Recorded data
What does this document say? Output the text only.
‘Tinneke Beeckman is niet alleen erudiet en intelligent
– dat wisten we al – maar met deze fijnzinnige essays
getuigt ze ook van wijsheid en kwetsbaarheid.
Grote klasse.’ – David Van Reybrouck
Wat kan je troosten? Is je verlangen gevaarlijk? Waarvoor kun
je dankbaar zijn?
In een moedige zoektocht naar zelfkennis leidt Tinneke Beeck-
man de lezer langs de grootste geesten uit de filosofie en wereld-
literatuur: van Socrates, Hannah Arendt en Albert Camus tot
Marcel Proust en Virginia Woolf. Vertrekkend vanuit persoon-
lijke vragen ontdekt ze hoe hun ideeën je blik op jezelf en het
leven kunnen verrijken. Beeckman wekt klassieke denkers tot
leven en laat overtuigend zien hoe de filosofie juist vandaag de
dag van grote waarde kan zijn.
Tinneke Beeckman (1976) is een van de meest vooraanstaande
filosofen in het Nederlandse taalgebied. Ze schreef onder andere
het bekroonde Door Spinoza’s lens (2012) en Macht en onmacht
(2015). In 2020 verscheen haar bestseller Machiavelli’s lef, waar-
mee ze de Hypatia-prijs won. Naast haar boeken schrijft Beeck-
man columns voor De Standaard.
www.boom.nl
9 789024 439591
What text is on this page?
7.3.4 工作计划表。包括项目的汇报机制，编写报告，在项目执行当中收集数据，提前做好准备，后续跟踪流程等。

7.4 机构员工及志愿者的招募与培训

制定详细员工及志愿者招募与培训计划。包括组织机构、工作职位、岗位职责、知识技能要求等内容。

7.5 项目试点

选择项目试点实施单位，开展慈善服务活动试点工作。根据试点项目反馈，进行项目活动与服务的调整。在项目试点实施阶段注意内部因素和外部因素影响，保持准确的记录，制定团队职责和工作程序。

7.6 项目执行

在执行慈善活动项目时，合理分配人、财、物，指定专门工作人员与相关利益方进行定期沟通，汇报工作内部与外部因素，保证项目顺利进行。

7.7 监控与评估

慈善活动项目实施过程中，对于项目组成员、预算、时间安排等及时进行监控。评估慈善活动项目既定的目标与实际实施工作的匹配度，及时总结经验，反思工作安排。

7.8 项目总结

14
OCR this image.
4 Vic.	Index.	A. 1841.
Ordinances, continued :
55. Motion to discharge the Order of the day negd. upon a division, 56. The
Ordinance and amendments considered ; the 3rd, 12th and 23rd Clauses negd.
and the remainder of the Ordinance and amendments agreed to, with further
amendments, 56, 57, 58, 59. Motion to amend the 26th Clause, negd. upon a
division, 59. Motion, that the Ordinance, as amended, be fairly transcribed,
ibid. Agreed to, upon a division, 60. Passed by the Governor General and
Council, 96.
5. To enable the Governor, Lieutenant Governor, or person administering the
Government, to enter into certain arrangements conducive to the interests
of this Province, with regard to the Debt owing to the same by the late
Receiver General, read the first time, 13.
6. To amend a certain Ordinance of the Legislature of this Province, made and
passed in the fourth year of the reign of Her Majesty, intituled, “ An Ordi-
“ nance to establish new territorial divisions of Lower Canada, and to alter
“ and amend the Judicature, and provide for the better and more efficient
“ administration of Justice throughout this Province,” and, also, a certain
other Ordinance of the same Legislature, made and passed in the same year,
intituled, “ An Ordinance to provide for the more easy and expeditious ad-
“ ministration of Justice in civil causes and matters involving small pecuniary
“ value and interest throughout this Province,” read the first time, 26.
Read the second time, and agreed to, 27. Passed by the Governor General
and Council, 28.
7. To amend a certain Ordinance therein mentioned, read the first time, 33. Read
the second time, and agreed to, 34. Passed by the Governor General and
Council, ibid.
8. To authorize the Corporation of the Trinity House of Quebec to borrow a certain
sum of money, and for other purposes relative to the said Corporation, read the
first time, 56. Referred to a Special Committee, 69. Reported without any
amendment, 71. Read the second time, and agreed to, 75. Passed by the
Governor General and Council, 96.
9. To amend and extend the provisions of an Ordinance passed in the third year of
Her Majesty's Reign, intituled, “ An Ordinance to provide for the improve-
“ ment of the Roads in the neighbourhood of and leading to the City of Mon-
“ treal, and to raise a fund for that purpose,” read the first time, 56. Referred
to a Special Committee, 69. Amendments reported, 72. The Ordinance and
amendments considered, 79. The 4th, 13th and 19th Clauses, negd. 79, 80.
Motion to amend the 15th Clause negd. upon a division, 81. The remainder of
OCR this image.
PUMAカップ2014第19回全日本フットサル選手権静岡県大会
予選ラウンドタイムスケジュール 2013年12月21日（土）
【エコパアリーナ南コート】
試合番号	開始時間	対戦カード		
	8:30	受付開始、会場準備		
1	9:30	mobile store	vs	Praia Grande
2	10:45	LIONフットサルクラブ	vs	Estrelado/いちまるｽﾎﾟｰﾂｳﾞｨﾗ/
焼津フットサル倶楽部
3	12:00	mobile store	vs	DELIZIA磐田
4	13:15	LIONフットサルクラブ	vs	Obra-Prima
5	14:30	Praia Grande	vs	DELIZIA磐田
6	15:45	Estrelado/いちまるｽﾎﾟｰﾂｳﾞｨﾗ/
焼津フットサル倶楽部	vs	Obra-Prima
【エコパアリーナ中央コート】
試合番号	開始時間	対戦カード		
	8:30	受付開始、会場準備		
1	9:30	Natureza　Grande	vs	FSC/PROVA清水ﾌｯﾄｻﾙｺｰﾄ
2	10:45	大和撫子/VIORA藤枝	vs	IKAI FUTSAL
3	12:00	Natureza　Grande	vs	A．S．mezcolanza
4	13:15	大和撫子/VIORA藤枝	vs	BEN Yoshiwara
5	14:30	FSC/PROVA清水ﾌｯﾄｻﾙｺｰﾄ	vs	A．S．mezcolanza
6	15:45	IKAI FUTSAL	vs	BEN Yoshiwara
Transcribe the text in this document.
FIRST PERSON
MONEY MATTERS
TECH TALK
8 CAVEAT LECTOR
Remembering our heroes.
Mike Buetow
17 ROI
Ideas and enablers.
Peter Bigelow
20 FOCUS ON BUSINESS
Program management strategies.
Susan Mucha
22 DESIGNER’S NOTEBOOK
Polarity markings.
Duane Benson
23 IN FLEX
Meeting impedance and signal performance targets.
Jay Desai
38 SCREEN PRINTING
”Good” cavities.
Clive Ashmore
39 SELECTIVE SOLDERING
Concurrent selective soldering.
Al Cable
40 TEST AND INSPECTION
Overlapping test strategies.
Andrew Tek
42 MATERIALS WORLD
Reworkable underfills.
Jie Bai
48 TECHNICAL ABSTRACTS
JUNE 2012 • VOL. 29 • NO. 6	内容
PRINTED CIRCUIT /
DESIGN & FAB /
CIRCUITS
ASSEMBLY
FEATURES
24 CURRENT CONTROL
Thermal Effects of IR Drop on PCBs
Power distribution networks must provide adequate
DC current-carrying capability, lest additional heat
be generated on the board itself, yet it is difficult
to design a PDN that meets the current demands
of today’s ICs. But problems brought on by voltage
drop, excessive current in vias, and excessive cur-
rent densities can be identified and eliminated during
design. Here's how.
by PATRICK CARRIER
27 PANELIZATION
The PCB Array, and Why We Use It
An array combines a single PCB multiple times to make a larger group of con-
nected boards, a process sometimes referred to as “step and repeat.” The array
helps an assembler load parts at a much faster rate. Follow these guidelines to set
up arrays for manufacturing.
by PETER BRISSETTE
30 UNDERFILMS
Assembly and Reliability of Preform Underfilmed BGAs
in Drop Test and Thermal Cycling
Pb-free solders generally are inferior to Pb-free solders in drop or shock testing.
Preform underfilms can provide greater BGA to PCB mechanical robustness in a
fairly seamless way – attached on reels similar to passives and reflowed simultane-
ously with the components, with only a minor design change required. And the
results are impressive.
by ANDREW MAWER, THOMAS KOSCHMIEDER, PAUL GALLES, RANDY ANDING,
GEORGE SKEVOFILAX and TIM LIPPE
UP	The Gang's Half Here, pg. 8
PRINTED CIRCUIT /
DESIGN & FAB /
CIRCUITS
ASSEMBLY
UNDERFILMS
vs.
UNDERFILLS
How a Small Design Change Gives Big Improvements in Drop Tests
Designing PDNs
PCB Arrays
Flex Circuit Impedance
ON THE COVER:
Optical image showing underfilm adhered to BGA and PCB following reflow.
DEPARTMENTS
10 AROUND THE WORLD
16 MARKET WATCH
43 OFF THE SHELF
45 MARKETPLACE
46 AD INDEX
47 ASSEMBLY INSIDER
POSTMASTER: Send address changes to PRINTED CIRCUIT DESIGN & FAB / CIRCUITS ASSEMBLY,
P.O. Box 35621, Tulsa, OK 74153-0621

* [Task objective]:
Tally the lines holding the string "considered" and give only the count.

* [Exercise response]:
2